WHAT TO PRODUCE. According to the thread, at what room temperature was the Super6c testing conducted?

**** DOCUMENT

I'd like to compare your module temperatures to mine -- I run my equipment slightly below room temperature on a shelf in a 42U rack

Mine are mapped [a:f] == slot [1:6]

root@clpi-cm4a ~# ansible -i ~/ansible/hosts all -b -a "vcgencmd measure_temp"
clpi-cm4a | CHANGED | rc=0 >>
temp=47.2'C
clpi-cm4b | CHANGED | rc=0 >>
temp=38.4'C
clpi-cm4c | CHANGED | rc=0 >>
temp=36.5'C
clpi-cm4d | CHANGED | rc=0 >>
temp=37.0'C
clpi-cm4e | CHANGED | rc=0 >>
temp=38.9'C
clpi-cm4f | CHANGED | rc=0 >>
temp=41.8'C

As you can see one of these runs a tad hotter; it happens to be the only module not bought in the same batch (this one is 4GB RAM vs 8GB and has Wi-Fi vs no Wi-Fi) which can contribute to this but considering making a small paper/plastic duct to help funnel more air to it.

yoyojacky commented 8 months ago

We provide a metal casing and a fan, which effectively reduces the overall temperature of Super6c. The SSDs we have tested include Kingston A400, Kingspec, and Fanxiang. We hope this information is helpful to you. The temperatures we tested did not exceed 60 degrees Celsius. The testing was conducted in a room with a temperature of 25 degrees Celsius over a period of 2 hours.

yoyojacky commented 8 months ago

Certainly, you can try replacing the SSD with different brands or consider adding a heat-dissipating casing. This may help further optimize the temperature performance of Super6c. Experimenting with various SSD brands or incorporating additional cooling solutions can contribute to achieving the desired temperature levels and enhancing the overall performance and reliability of the system.

********
**** DATA RECORDS

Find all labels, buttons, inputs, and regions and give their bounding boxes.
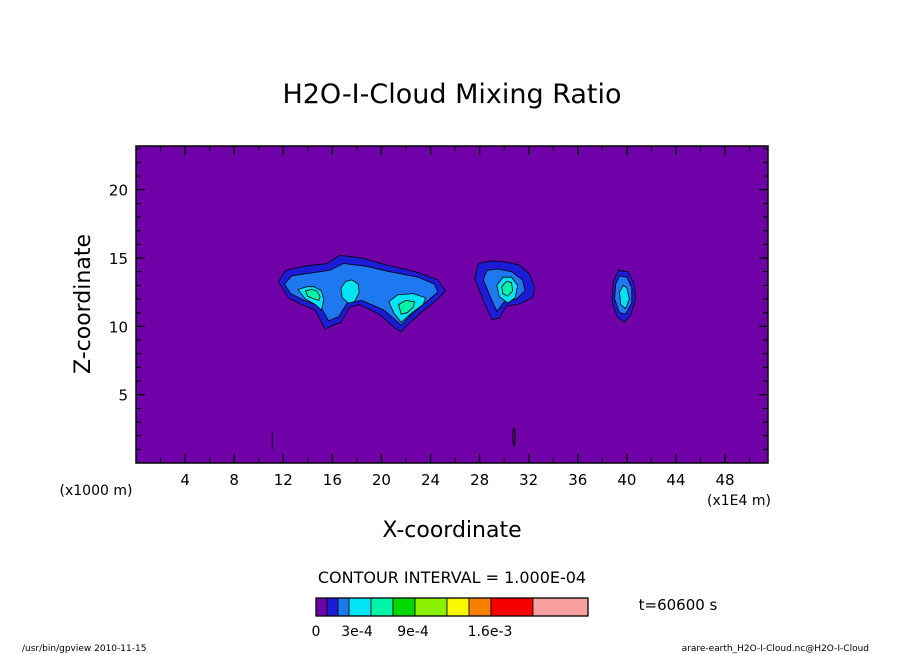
contour-level-4 xyxy=(501,280,514,297)
x-tick-label: 48 xyxy=(716,471,735,489)
y-axis-label: Z-coordinate xyxy=(71,234,96,374)
colorbar-swatch xyxy=(532,597,589,617)
colorbar-swatch xyxy=(490,597,534,617)
colorbar-swatch xyxy=(392,597,416,617)
contour-level-4 xyxy=(398,299,416,315)
x-unit-right-label: (x1E4 m) xyxy=(707,493,771,509)
colorbar-swatch xyxy=(370,597,394,617)
time-label: t=60600 s xyxy=(639,596,718,614)
plot-frame xyxy=(135,145,769,464)
footer-right: arare-earth_H2O-I-Cloud.nc@H2O-I-Cloud xyxy=(682,644,869,654)
colorbar-frame xyxy=(315,597,589,617)
colorbar: 0 3e-4 9e-4 1.6e-3 xyxy=(312,597,589,640)
contour-level-3 xyxy=(340,279,360,304)
x-unit-left-label: (x1000 m) xyxy=(60,483,133,499)
x-tick-label: 32 xyxy=(519,471,538,489)
x-tick-label: 36 xyxy=(568,471,587,489)
x-tick-label: 44 xyxy=(666,471,685,489)
colorbar-swatch xyxy=(348,597,372,617)
x-tick-label: 28 xyxy=(470,471,489,489)
colorbar-swatch xyxy=(337,597,350,617)
chart-title: H2O-I-Cloud Mixing Ratio xyxy=(282,79,621,110)
x-tick-label: 24 xyxy=(421,471,440,489)
cloud-2 xyxy=(474,260,536,320)
colorbar-label: 3e-4 xyxy=(341,624,373,640)
contour-interval-label: CONTOUR INTERVAL = 1.000E-04 xyxy=(318,568,586,587)
plot-background xyxy=(136,146,768,463)
cloud-contours xyxy=(271,254,636,450)
x-tick-label: 16 xyxy=(323,471,342,489)
x-tick-label: 8 xyxy=(229,471,239,489)
footer-left: /usr/bin/gpview 2010-11-15 xyxy=(22,644,146,654)
colorbar-swatch xyxy=(315,597,328,617)
x-axis-label: X-coordinate xyxy=(382,518,521,543)
cloud-1 xyxy=(277,254,446,333)
y-tick-label: 15 xyxy=(109,250,128,268)
y-tick-label: 20 xyxy=(109,182,128,200)
x-tick-label: 4 xyxy=(180,471,190,489)
y-tick-label: 5 xyxy=(118,387,128,405)
x-tick-label: 40 xyxy=(617,471,636,489)
colorbar-swatch xyxy=(446,597,470,617)
colorbar-swatch xyxy=(468,597,492,617)
colorbar-swatch xyxy=(414,597,448,617)
colorbar-label: 1.6e-3 xyxy=(468,624,513,640)
y-tick-label: 10 xyxy=(109,318,128,336)
contour-level-3 xyxy=(619,284,630,310)
stray-contour-mark xyxy=(512,427,516,447)
colorbar-label: 0 xyxy=(312,624,321,640)
colorbar-swatch xyxy=(326,597,339,617)
x-tick-label: 12 xyxy=(274,471,293,489)
cloud-3 xyxy=(611,269,636,323)
x-tick-label: 20 xyxy=(372,471,391,489)
contour-level-4 xyxy=(304,289,321,301)
colorbar-label: 9e-4 xyxy=(397,624,429,640)
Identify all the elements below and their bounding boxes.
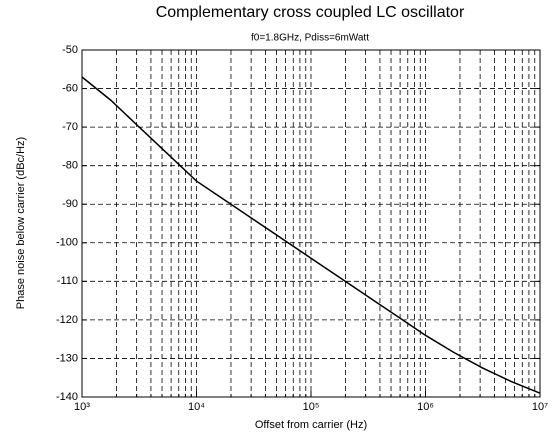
y-tick-label: -130	[56, 352, 78, 364]
y-tick-label: -90	[62, 198, 78, 210]
y-tick-label: -120	[56, 314, 78, 326]
series-line	[81, 76, 541, 394]
y-tick-label: -50	[62, 44, 78, 56]
x-tick-label: 10⁶	[417, 401, 434, 413]
x-tick-label: 10⁷	[532, 401, 548, 413]
plot-frame	[81, 49, 541, 398]
y-tick-label: -70	[62, 121, 78, 133]
x-tick-label: 10⁴	[188, 401, 205, 413]
y-tick-label: -140	[56, 391, 78, 403]
x-axis-label: Offset from carrier (Hz)	[255, 419, 367, 431]
x-tick-label: 10³	[74, 401, 90, 413]
y-tick-label: -60	[62, 82, 78, 94]
y-tick-label: -100	[56, 237, 78, 249]
x-tick-label: 10⁵	[303, 401, 320, 413]
chart-title: Complementary cross coupled LC oscillato…	[156, 4, 465, 21]
y-tick-label: -110	[57, 275, 78, 287]
chart-subtitle: f0=1.8GHz, Pdiss=6mWatt	[251, 33, 369, 44]
y-tick-label: -80	[62, 160, 78, 172]
y-axis-label: Phase noise below carrier (dBc/Hz)	[15, 137, 27, 309]
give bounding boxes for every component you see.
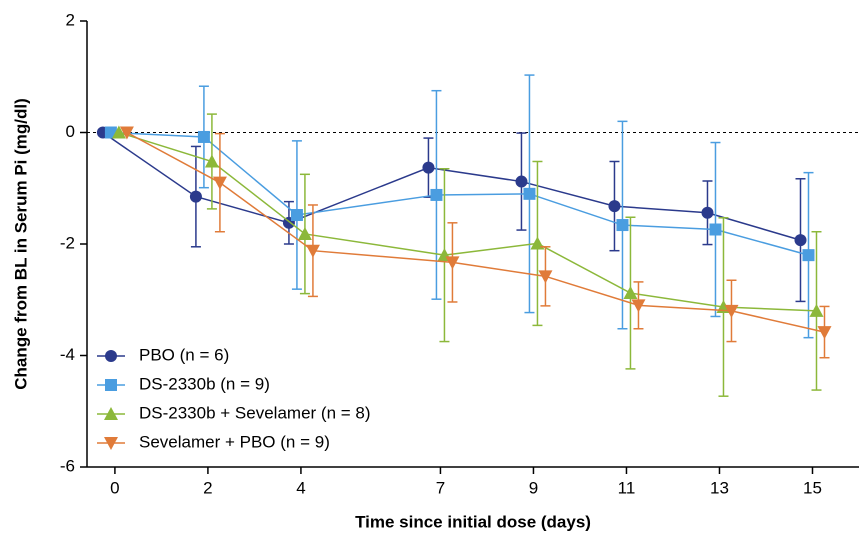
series-line [126, 131, 825, 333]
data-point [809, 303, 824, 317]
legend-label: DS-2330b + Sevelamer (n = 8) [139, 403, 371, 422]
data-point [817, 326, 832, 340]
data-point [724, 304, 739, 318]
data-point [623, 286, 638, 300]
y-tick-label: -2 [60, 233, 75, 252]
legend-marker [104, 407, 118, 420]
y-tick-label: 2 [66, 10, 75, 29]
legend-label: Sevelamer + PBO (n = 9) [139, 432, 330, 451]
data-point [119, 126, 134, 140]
data-point [212, 176, 227, 190]
data-point [445, 256, 460, 270]
x-tick-label: 0 [110, 478, 119, 497]
legend-marker [105, 350, 117, 362]
y-tick-label: 0 [66, 122, 75, 141]
series-line [118, 131, 817, 312]
legend-marker [105, 379, 117, 391]
legend-marker [104, 437, 118, 450]
data-point [305, 244, 320, 258]
y-tick-label: -4 [60, 345, 75, 364]
series-line [110, 131, 809, 256]
x-tick-label: 4 [296, 478, 305, 497]
data-point [709, 223, 722, 236]
data-point [616, 219, 629, 232]
data-point [204, 154, 219, 168]
x-tick-label: 15 [803, 478, 822, 497]
data-point [701, 206, 714, 219]
x-tick-label: 7 [436, 478, 445, 497]
data-point [111, 125, 126, 139]
x-tick-label: 13 [710, 478, 729, 497]
x-tick-label: 11 [618, 478, 636, 497]
data-point [422, 161, 435, 174]
data-point [794, 234, 807, 247]
data-point [297, 226, 312, 240]
data-point [189, 190, 202, 203]
data-point [802, 249, 815, 262]
x-tick-label: 2 [203, 478, 212, 497]
data-point [290, 209, 303, 222]
data-point [538, 270, 553, 284]
data-point [608, 200, 621, 213]
x-tick-label: 9 [529, 478, 538, 497]
y-tick-label: -6 [60, 456, 75, 475]
data-point [523, 187, 536, 200]
x-axis-label: Time since initial dose (days) [355, 512, 591, 531]
data-point [197, 130, 210, 143]
data-point [430, 188, 443, 201]
data-point [515, 175, 528, 188]
legend-label: DS-2330b (n = 9) [139, 374, 270, 393]
data-point [631, 299, 646, 313]
y-axis-label: Change from BL in Serum Pi (mg/dl) [11, 98, 30, 390]
legend-label: PBO (n = 6) [139, 345, 229, 364]
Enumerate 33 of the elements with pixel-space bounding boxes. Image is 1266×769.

********

RESPONSE. 25 degrees Celsius